Your objective -
Copy each line below that contains "Continue".

-- START OF Material for this task --

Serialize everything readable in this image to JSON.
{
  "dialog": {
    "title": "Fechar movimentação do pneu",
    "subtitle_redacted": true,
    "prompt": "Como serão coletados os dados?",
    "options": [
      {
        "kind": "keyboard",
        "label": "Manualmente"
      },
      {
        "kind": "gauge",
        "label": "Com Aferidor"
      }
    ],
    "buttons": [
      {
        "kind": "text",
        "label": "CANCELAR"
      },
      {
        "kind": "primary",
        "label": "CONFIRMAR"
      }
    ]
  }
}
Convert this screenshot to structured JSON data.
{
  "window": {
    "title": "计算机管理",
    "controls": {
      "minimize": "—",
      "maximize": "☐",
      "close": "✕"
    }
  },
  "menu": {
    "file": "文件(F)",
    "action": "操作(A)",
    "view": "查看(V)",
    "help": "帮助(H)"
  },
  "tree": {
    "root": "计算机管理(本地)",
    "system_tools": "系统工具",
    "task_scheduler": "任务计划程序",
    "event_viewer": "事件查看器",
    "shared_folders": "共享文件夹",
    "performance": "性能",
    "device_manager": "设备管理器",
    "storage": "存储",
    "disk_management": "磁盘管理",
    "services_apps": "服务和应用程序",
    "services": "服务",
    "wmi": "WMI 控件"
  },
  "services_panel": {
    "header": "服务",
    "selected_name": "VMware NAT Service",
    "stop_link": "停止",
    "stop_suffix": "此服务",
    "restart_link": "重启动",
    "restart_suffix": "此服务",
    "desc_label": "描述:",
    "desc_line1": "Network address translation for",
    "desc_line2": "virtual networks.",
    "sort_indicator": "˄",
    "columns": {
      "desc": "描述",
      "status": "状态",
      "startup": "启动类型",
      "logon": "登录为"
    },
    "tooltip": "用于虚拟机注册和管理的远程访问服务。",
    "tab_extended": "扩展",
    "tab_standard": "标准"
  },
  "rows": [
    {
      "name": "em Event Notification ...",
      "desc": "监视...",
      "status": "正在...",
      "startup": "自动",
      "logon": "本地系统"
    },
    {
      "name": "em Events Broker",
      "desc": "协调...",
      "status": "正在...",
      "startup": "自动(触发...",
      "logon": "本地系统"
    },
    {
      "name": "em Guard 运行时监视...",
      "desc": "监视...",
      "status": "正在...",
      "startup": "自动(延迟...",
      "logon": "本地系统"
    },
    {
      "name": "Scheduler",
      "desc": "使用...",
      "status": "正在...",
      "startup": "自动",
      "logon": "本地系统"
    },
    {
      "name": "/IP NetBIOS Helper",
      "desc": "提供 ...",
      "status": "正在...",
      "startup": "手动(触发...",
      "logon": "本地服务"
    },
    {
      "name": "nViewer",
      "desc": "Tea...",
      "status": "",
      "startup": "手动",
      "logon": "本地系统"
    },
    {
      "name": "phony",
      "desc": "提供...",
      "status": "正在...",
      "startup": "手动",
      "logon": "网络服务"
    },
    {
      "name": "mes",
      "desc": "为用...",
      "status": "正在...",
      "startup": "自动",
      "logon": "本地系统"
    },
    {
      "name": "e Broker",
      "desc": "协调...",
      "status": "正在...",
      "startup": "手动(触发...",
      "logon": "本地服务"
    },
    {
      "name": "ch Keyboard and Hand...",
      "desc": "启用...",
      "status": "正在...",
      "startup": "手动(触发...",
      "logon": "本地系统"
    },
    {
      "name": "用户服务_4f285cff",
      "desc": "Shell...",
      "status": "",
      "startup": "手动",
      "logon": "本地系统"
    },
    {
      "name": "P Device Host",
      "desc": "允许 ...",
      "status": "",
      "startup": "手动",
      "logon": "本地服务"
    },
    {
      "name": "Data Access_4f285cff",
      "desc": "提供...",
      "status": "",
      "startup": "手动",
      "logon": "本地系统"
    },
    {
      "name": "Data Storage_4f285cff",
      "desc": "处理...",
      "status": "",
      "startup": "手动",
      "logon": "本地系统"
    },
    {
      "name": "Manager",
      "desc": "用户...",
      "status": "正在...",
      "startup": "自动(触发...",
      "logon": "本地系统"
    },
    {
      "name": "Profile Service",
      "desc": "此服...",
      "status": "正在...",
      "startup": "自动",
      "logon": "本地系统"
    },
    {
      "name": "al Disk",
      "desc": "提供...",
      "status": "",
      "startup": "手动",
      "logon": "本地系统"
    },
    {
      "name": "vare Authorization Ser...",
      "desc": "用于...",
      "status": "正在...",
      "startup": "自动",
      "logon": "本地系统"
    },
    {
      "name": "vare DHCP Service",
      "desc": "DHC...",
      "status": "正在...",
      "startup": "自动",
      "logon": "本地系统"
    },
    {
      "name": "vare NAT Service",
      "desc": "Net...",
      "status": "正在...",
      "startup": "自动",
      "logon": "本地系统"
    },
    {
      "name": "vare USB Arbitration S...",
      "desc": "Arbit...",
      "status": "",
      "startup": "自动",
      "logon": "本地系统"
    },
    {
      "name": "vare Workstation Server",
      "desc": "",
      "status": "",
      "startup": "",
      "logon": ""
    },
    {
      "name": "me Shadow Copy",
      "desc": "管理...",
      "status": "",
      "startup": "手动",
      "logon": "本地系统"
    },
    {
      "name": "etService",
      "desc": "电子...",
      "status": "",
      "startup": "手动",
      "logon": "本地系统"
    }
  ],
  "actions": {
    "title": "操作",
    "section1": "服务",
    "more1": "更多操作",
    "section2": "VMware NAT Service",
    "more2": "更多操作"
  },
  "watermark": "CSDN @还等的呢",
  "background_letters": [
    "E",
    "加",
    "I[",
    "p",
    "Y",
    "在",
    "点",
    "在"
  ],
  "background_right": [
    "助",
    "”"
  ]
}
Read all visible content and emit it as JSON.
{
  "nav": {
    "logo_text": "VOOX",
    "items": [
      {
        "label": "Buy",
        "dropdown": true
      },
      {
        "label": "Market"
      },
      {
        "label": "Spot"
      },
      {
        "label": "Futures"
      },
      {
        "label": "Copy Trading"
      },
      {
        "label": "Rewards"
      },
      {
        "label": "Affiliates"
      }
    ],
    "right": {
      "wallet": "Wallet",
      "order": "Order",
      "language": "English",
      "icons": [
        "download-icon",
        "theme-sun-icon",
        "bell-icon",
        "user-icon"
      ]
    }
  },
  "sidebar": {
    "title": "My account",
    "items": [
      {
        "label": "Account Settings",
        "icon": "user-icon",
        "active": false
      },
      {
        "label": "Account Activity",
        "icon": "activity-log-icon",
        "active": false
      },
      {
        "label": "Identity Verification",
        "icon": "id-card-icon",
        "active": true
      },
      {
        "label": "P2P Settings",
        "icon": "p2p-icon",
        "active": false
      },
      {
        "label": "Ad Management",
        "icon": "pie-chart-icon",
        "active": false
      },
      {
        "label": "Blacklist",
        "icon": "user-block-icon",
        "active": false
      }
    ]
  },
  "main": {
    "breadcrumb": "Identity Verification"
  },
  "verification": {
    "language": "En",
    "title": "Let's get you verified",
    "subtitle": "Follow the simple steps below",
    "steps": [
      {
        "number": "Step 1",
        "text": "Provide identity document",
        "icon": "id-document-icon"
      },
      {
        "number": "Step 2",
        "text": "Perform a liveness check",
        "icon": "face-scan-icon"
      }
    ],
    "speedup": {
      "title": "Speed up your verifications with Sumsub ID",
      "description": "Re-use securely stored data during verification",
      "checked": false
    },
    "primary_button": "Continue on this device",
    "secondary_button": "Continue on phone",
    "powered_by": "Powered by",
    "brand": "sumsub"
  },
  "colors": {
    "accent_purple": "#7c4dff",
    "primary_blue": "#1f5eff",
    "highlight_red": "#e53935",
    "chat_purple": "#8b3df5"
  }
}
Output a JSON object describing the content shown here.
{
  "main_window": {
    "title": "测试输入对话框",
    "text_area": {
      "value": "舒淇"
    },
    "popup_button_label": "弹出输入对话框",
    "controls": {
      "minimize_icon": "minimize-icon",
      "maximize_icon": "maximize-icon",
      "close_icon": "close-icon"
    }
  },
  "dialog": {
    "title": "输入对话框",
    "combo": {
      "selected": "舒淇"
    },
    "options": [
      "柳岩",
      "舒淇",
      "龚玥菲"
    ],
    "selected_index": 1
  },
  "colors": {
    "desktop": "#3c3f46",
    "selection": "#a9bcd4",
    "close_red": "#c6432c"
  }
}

-- END OF Material for this task --

Solution below -
    "primary_button": "Continue on this device",
    "secondary_button": "Continue on phone",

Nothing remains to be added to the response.